#### Set problem:
Your answer should be a single number: the count of lines in the material below that hold "ГОСТ".

#### Given records:
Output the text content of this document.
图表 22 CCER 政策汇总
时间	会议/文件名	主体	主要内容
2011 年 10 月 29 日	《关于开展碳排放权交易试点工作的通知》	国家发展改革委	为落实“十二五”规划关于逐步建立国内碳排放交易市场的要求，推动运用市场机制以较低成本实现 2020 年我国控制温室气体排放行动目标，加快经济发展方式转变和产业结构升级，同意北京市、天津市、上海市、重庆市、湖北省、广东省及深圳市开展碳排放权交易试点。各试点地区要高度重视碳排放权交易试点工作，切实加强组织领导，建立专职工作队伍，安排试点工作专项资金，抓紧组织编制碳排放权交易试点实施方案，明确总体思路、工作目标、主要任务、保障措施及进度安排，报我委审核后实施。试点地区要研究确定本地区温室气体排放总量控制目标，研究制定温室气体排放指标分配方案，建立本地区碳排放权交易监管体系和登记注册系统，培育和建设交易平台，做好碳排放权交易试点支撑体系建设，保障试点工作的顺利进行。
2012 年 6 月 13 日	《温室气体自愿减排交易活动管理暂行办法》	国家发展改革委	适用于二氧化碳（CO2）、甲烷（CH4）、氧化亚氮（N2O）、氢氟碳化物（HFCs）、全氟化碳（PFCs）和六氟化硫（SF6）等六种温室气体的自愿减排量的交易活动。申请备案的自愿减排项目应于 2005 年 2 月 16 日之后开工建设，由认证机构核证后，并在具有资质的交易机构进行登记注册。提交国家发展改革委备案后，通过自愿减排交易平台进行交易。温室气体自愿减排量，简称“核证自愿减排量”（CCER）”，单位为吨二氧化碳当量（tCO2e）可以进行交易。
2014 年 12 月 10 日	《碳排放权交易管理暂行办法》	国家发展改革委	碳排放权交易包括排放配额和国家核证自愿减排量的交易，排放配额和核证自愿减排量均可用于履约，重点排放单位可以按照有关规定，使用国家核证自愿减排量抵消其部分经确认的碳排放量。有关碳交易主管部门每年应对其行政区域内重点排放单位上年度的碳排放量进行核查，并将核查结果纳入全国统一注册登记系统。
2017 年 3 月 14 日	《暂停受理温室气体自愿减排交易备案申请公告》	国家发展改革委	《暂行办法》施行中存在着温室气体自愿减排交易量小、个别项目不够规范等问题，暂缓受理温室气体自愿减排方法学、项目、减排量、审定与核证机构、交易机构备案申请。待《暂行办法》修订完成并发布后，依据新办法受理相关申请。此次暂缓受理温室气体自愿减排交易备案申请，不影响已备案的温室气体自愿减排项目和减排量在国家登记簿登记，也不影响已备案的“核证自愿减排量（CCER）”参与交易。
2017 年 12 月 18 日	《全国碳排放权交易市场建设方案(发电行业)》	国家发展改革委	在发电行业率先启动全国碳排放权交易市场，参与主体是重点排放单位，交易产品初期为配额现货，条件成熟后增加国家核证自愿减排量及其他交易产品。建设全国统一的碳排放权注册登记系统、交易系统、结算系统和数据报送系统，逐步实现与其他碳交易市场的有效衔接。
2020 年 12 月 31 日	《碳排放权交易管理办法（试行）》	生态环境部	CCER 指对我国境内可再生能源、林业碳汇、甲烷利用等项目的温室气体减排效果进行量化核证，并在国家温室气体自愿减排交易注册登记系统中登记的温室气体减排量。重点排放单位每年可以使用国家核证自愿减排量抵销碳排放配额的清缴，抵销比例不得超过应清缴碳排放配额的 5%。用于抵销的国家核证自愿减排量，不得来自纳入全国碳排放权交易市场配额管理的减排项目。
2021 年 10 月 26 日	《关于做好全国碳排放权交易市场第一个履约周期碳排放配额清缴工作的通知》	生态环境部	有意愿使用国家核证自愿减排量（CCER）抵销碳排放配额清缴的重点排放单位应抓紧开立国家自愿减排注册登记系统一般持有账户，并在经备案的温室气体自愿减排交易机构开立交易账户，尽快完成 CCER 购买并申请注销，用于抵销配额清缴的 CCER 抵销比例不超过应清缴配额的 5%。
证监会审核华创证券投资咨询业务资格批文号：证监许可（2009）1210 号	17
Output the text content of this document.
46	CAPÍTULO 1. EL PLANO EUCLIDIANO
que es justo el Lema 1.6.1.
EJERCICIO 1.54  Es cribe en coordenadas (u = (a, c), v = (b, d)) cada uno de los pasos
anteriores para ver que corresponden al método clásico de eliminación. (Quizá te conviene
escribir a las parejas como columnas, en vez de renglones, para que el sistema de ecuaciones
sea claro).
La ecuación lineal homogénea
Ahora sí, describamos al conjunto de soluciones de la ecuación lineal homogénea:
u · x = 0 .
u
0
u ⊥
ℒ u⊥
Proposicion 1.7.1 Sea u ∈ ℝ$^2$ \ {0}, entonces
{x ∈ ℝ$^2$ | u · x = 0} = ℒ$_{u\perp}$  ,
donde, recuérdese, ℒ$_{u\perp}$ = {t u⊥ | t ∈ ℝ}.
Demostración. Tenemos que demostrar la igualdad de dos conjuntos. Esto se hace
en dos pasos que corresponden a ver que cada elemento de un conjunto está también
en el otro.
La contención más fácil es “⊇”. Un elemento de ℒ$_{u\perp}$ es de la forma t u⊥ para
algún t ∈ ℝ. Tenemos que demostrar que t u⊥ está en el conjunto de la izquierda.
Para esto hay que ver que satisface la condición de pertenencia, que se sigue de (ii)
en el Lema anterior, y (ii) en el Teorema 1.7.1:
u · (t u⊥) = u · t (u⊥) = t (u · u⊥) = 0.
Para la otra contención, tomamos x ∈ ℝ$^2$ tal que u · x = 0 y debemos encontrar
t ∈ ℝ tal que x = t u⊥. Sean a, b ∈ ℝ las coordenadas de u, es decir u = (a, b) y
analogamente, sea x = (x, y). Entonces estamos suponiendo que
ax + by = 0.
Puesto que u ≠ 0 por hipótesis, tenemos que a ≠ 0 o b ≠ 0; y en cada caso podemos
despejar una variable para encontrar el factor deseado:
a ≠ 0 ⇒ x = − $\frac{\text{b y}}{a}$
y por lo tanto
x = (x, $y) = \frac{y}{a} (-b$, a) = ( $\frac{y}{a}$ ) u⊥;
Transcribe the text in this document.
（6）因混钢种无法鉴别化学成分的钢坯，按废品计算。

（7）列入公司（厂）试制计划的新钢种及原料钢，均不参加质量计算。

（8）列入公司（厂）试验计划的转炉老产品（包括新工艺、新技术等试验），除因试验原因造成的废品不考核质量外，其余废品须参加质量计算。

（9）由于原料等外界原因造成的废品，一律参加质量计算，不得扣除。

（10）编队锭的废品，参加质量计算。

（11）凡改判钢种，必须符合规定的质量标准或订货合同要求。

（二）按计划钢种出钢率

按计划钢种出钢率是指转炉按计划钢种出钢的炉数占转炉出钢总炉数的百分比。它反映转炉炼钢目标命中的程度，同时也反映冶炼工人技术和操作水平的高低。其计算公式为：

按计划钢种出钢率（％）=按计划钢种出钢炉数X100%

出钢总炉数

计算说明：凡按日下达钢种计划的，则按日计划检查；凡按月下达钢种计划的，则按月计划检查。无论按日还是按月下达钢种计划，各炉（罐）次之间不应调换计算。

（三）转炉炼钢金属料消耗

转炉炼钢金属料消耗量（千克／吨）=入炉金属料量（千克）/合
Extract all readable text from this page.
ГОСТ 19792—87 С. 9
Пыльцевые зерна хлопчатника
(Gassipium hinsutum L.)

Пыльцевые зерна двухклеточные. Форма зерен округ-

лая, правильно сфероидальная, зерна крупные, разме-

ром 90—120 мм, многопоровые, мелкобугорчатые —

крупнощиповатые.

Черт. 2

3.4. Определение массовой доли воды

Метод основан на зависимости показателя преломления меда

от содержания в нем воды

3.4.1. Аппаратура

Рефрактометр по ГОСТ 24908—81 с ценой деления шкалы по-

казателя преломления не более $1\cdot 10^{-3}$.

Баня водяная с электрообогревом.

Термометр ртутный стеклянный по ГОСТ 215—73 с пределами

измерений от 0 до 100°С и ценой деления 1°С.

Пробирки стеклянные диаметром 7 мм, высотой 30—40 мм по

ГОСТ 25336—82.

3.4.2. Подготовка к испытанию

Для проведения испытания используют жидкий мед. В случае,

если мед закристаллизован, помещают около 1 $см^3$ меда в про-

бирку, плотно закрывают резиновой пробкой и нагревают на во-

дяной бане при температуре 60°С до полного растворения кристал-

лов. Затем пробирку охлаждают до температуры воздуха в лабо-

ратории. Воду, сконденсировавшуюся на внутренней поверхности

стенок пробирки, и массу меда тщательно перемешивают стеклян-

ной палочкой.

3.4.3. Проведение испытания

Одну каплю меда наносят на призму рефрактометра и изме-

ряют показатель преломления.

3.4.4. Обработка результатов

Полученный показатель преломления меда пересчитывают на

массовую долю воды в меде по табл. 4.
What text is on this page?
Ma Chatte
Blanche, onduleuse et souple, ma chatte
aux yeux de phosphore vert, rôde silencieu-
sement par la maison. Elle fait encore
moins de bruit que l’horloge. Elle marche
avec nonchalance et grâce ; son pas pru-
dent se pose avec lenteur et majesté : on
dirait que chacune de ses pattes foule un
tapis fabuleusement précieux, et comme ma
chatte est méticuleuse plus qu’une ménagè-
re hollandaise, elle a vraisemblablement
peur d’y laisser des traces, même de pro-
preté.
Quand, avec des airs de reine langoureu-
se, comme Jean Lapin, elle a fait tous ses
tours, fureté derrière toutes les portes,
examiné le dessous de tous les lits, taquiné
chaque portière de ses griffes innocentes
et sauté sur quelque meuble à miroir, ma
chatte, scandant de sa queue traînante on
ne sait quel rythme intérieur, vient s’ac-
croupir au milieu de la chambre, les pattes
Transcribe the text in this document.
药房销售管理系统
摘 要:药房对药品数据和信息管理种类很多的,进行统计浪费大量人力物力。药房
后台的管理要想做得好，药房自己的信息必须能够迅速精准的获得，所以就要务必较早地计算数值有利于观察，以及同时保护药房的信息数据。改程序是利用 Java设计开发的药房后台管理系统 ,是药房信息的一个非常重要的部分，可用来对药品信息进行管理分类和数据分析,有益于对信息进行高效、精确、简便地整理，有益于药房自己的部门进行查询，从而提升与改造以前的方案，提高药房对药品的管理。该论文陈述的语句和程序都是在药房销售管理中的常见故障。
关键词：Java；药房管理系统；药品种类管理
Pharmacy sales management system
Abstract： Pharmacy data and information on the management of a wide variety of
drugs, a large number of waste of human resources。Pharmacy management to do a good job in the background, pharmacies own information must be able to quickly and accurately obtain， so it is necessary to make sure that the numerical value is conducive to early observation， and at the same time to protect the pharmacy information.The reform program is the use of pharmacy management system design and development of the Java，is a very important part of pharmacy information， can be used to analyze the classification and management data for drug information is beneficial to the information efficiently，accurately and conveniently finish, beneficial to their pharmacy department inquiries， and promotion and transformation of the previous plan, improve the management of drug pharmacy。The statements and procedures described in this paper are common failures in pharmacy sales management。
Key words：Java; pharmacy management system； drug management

#### Result below:
4